>> START STORED ROWS
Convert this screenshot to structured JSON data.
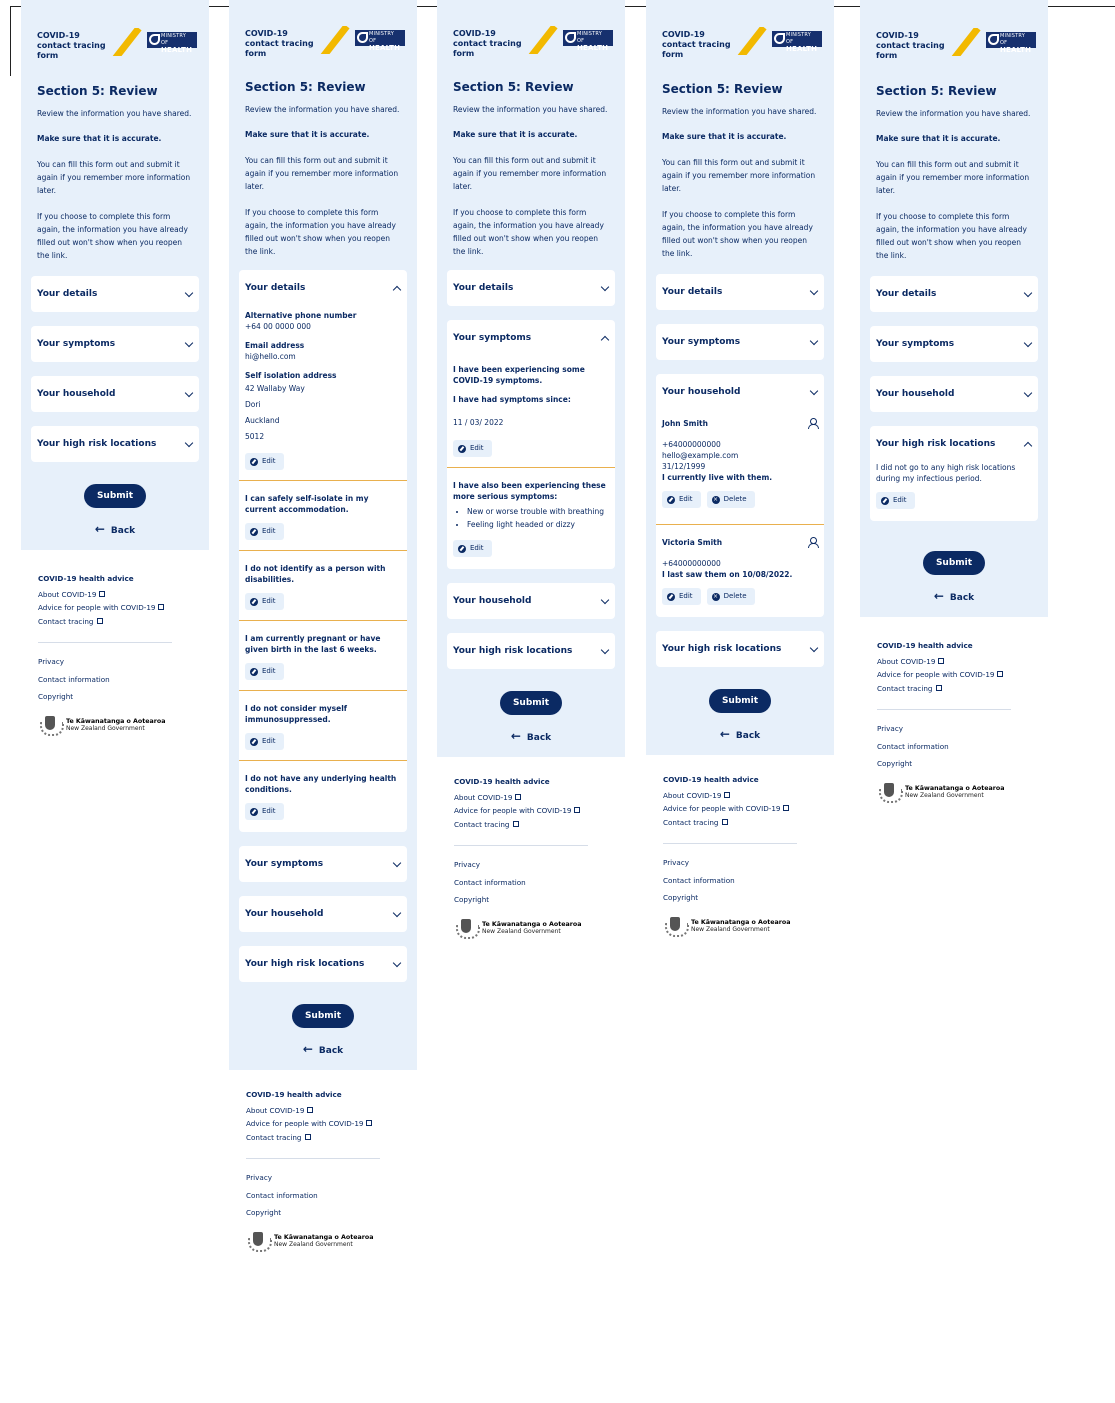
{
  "header": {
    "app_title": "COVID-19 contact tracing form",
    "logo_small": "MINISTRY OF",
    "logo_big": "HEALTH"
  },
  "section": {
    "title": "Section 5: Review",
    "intro_1": "Review the information you have shared.",
    "intro_2": "Make sure that it is accurate.",
    "intro_3": "You can fill this form out and submit it again if you remember more information later.",
    "intro_4": "If you choose to complete this form again, the information you have already filled out won't show when you reopen the link."
  },
  "accordions": {
    "details": "Your details",
    "symptoms": "Your symptoms",
    "household": "Your household",
    "locations": "Your high risk locations"
  },
  "details_body": {
    "alt_phone_label": "Alternative phone number",
    "alt_phone_value": "+64 00 0000 000",
    "email_label": "Email address",
    "email_value": "hi@hello.com",
    "address_label": "Self isolation address",
    "address_line1": "42 Wallaby Way",
    "address_line2": "Dori",
    "address_line3": "Auckland",
    "address_line4": "5012",
    "s1": "I can safely self-isolate in my current accommodation.",
    "s2": "I do not identify as a person with disabilities.",
    "s3": "I am currently pregnant or have given birth in the last 6 weeks.",
    "s4": "I do not consider myself immunosuppressed.",
    "s5": "I do not have any underlying health conditions."
  },
  "symptoms_body": {
    "line1": "I have been experiencing some COVID-19 symptoms.",
    "line2": "I have had symptoms since:",
    "date": "11 / 03/ 2022",
    "serious_title": "I have also been experiencing these more serious symptoms:",
    "bullet1": "New or worse trouble with breathing",
    "bullet2": "Feeling light headed or dizzy"
  },
  "household_body": {
    "p1_name": "John Smith",
    "p1_phone": "+64000000000",
    "p1_email": "hello@example.com",
    "p1_dob": "31/12/1999",
    "p1_status": "I currently live with them.",
    "p2_name": "Victoria Smith",
    "p2_phone": "+64000000000",
    "p2_status": "I last saw them on 10/08/2022."
  },
  "locations_body": {
    "text": "I did not go to any high risk locations during my infectious period."
  },
  "buttons": {
    "edit": "Edit",
    "delete": "Delete",
    "submit": "Submit",
    "back": "Back"
  },
  "footer": {
    "title": "COVID-19 health advice",
    "link1": "About COVID-19",
    "link2": "Advice for people with COVID-19",
    "link3": "Contact tracing",
    "privacy": "Privacy",
    "contact": "Contact information",
    "copyright": "Copyright",
    "gov_name": "Te Kāwanatanga o Aotearoa",
    "gov_sub": "New Zealand Government"
  },
  "colors": {
    "navy": "#0b2a63",
    "panel_bg": "#e7f0fa",
    "accent_yellow": "#f2b900",
    "divider": "#e9b04e"
  }
}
>> END STORED ROWS
PROMPT.
Each entry should be repeated exactly as it appears; the pictures stay out.

FINAL RESULT.
Convert this screenshot to structured JSON data.
{
  "header": {
    "app_title": "COVID-19 contact tracing form",
    "logo_small": "MINISTRY OF",
    "logo_big": "HEALTH"
  },
  "section": {
    "title": "Section 5: Review",
    "intro_1": "Review the information you have shared.",
    "intro_2": "Make sure that it is accurate.",
    "intro_3": "You can fill this form out and submit it again if you remember more information later.",
    "intro_4": "If you choose to complete this form again, the information you have already filled out won't show when you reopen the link."
  },
  "accordions": {
    "details": "Your details",
    "symptoms": "Your symptoms",
    "household": "Your household",
    "locations": "Your high risk locations"
  },
  "details_body": {
    "alt_phone_label": "Alternative phone number",
    "alt_phone_value": "+64 00 0000 000",
    "email_label": "Email address",
    "email_value": "hi@hello.com",
    "address_label": "Self isolation address",
    "address_line1": "42 Wallaby Way",
    "address_line2": "Dori",
    "address_line3": "Auckland",
    "address_line4": "5012",
    "s1": "I can safely self-isolate in my current accommodation.",
    "s2": "I do not identify as a person with disabilities.",
    "s3": "I am currently pregnant or have given birth in the last 6 weeks.",
    "s4": "I do not consider myself immunosuppressed.",
    "s5": "I do not have any underlying health conditions."
  },
  "symptoms_body": {
    "line1": "I have been experiencing some COVID-19 symptoms.",
    "line2": "I have had symptoms since:",
    "date": "11 / 03/ 2022",
    "serious_title": "I have also been experiencing these more serious symptoms:",
    "bullet1": "New or worse trouble with breathing",
    "bullet2": "Feeling light headed or dizzy"
  },
  "household_body": {
    "p1_name": "John Smith",
    "p1_phone": "+64000000000",
    "p1_email": "hello@example.com",
    "p1_dob": "31/12/1999",
    "p1_status": "I currently live with them.",
    "p2_name": "Victoria Smith",
    "p2_phone": "+64000000000",
    "p2_status": "I last saw them on 10/08/2022."
  },
  "locations_body": {
    "text": "I did not go to any high risk locations during my infectious period."
  },
  "buttons": {
    "edit": "Edit",
    "delete": "Delete",
    "submit": "Submit",
    "back": "Back"
  },
  "footer": {
    "title": "COVID-19 health advice",
    "link1": "About COVID-19",
    "link2": "Advice for people with COVID-19",
    "link3": "Contact tracing",
    "privacy": "Privacy",
    "contact": "Contact information",
    "copyright": "Copyright",
    "gov_name": "Te Kāwanatanga o Aotearoa",
    "gov_sub": "New Zealand Government"
  },
  "colors": {
    "navy": "#0b2a63",
    "panel_bg": "#e7f0fa",
    "accent_yellow": "#f2b900",
    "divider": "#e9b04e"
  }
}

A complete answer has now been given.